Set problem:
Using the data beneath, show every line that includes the word "title".

Exercise material:
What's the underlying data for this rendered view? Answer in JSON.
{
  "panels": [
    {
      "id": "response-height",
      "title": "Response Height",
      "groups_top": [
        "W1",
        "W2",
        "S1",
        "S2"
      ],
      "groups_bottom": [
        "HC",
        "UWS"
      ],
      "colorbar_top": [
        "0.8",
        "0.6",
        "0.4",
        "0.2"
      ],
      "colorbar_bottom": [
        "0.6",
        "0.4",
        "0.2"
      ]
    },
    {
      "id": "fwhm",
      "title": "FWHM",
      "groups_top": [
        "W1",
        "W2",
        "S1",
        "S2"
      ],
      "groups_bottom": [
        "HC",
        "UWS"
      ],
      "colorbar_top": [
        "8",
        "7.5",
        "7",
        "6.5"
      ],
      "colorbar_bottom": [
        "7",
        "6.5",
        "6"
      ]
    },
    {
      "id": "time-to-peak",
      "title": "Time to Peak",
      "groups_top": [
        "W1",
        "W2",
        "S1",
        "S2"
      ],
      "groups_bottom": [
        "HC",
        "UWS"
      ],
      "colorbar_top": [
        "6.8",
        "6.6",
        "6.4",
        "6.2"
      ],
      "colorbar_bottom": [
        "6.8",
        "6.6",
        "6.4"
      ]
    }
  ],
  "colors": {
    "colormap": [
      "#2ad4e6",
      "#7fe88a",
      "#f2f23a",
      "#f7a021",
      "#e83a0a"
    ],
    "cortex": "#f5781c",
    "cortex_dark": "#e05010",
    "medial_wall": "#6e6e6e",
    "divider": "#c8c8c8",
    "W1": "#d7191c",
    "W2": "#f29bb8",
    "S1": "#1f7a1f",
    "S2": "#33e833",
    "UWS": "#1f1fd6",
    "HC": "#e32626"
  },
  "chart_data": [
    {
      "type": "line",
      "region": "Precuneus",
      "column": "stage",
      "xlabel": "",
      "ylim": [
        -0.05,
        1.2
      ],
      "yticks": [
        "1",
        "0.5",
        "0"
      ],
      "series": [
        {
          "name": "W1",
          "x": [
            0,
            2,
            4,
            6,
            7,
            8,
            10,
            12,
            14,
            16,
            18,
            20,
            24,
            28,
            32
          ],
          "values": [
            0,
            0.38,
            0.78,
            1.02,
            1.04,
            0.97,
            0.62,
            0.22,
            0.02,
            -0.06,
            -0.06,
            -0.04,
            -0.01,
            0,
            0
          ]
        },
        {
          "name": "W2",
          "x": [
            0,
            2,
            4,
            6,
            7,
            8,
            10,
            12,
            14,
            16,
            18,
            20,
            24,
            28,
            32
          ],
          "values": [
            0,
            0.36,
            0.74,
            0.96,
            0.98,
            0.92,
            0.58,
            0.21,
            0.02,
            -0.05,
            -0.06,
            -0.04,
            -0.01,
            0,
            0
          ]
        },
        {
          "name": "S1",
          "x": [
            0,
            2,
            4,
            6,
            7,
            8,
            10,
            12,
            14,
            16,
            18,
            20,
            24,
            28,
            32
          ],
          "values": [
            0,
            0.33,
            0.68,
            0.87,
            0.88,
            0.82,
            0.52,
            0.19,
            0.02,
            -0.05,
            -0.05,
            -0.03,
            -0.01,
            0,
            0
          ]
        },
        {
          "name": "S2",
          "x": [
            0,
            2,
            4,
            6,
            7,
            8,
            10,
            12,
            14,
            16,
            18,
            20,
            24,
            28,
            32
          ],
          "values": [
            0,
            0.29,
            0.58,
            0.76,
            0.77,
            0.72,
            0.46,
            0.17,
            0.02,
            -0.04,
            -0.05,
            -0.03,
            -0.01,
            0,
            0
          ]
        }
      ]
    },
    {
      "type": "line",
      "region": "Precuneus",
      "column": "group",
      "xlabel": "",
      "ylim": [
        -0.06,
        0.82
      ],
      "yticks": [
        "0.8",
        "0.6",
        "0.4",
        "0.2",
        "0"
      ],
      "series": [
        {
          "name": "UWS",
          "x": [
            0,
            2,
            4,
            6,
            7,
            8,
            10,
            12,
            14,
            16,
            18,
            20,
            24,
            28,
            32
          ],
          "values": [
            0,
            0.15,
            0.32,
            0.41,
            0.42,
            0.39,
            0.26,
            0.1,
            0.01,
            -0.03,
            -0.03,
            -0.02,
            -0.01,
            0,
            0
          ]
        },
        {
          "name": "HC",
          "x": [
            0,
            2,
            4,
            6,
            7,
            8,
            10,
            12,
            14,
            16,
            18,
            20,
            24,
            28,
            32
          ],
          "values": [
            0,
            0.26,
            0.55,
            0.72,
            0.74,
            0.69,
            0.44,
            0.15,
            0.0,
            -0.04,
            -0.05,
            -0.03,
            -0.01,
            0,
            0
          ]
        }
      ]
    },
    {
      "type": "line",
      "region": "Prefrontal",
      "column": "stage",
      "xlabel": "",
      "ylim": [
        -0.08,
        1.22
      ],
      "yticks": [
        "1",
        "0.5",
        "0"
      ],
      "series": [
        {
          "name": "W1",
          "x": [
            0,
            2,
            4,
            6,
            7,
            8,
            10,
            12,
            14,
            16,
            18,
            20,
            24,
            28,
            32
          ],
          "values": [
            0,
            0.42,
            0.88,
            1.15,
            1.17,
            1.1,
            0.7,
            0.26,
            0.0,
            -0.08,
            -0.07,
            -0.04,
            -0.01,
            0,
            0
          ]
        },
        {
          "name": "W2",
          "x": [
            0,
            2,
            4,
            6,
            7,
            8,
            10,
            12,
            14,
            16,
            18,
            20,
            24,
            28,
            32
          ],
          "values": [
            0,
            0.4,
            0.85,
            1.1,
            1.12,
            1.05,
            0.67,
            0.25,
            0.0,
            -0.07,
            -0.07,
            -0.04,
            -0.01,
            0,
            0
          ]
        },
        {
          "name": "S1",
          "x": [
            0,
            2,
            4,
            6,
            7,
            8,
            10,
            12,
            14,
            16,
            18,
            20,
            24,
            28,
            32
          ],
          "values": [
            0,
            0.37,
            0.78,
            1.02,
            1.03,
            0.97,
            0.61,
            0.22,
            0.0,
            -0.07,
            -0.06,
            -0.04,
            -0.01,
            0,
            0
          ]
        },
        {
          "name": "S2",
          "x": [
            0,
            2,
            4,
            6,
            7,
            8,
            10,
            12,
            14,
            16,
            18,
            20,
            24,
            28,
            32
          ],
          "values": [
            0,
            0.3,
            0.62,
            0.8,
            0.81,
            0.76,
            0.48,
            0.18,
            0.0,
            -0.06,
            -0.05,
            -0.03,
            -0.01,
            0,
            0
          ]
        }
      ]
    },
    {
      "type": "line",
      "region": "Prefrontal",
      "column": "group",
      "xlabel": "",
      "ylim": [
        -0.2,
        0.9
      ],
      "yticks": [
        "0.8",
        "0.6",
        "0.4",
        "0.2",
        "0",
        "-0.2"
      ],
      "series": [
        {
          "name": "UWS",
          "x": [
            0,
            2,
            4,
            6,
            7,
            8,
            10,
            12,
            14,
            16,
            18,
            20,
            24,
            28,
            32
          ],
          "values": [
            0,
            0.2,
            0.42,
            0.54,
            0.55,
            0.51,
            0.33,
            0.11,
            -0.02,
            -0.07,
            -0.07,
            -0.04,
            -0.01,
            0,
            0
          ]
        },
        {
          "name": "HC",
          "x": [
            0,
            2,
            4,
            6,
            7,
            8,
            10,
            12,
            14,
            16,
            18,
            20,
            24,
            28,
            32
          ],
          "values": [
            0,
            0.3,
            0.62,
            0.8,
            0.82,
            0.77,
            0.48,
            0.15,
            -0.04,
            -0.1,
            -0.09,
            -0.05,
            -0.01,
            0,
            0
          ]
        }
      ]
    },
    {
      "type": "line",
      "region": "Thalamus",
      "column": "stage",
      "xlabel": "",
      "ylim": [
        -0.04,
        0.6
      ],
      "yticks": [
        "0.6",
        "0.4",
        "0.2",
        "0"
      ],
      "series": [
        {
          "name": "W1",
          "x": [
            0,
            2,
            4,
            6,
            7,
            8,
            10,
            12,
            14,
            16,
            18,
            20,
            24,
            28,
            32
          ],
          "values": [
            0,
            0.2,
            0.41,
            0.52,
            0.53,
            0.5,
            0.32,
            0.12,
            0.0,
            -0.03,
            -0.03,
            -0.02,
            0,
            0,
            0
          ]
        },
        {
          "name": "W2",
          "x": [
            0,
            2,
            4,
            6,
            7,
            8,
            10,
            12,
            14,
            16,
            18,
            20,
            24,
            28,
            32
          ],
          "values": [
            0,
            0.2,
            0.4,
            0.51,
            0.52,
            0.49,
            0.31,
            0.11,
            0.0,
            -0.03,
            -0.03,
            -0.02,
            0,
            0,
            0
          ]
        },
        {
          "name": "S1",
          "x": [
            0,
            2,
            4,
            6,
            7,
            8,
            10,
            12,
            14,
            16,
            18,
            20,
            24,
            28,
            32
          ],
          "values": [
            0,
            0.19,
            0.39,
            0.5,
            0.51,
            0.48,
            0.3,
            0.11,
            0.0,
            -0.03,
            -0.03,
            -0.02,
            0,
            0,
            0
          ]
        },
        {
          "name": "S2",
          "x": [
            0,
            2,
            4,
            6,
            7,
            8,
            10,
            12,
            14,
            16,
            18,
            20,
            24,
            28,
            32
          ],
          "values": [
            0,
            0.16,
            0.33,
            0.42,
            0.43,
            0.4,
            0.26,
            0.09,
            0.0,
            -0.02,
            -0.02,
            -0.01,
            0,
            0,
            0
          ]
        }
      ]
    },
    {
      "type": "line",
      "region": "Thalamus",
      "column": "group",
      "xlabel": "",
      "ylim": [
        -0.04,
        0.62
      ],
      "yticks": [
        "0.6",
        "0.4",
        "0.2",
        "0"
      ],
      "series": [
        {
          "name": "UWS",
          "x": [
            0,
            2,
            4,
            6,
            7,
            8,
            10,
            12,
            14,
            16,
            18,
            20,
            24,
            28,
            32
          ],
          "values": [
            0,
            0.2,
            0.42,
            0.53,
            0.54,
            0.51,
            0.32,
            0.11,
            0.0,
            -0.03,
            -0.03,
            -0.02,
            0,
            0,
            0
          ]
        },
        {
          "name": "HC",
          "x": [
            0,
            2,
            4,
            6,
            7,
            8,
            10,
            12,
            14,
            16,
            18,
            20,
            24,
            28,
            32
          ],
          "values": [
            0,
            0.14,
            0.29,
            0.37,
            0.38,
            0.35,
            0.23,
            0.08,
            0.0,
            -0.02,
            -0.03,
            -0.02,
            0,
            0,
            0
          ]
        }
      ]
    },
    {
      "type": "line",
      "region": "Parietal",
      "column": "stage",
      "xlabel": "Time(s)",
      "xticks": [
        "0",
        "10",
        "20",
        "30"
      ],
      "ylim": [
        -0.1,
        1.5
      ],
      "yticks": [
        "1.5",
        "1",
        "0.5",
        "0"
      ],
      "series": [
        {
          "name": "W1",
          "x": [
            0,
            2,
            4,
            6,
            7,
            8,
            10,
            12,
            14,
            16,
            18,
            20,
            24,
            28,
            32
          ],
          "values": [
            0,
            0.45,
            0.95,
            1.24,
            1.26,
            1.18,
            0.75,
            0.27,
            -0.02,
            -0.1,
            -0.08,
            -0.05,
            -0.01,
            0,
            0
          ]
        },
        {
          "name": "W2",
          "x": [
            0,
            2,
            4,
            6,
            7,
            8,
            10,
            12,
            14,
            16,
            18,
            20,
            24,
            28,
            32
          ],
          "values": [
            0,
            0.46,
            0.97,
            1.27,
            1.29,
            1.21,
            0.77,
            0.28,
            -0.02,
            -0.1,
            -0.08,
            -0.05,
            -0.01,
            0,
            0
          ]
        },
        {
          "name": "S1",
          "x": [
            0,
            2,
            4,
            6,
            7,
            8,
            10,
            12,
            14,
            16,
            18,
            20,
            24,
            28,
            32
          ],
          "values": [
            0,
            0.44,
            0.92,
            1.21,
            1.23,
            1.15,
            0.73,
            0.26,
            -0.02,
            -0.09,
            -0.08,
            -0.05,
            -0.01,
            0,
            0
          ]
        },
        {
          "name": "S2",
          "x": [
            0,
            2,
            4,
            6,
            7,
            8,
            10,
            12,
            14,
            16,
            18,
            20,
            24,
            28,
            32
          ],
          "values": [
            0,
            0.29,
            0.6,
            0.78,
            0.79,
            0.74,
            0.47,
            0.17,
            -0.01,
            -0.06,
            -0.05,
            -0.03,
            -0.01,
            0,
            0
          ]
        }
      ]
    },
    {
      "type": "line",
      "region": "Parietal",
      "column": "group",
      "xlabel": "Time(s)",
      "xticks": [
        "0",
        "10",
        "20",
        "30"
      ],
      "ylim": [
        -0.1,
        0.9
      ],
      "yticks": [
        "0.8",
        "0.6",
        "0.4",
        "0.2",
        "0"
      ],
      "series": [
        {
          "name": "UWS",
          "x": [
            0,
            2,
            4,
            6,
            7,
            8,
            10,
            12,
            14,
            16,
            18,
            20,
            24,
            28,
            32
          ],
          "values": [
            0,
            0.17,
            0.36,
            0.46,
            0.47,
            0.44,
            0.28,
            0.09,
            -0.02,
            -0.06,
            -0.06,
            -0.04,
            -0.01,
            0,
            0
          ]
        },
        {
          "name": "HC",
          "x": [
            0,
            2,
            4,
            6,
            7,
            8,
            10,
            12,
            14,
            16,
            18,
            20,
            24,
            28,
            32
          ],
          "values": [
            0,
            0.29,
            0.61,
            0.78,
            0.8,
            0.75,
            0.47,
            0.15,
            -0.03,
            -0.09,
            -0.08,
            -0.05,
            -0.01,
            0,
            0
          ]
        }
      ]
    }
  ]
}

Reply:
      "title": "Response Height",
      "title": "FWHM",
      "title": "Time to Peak",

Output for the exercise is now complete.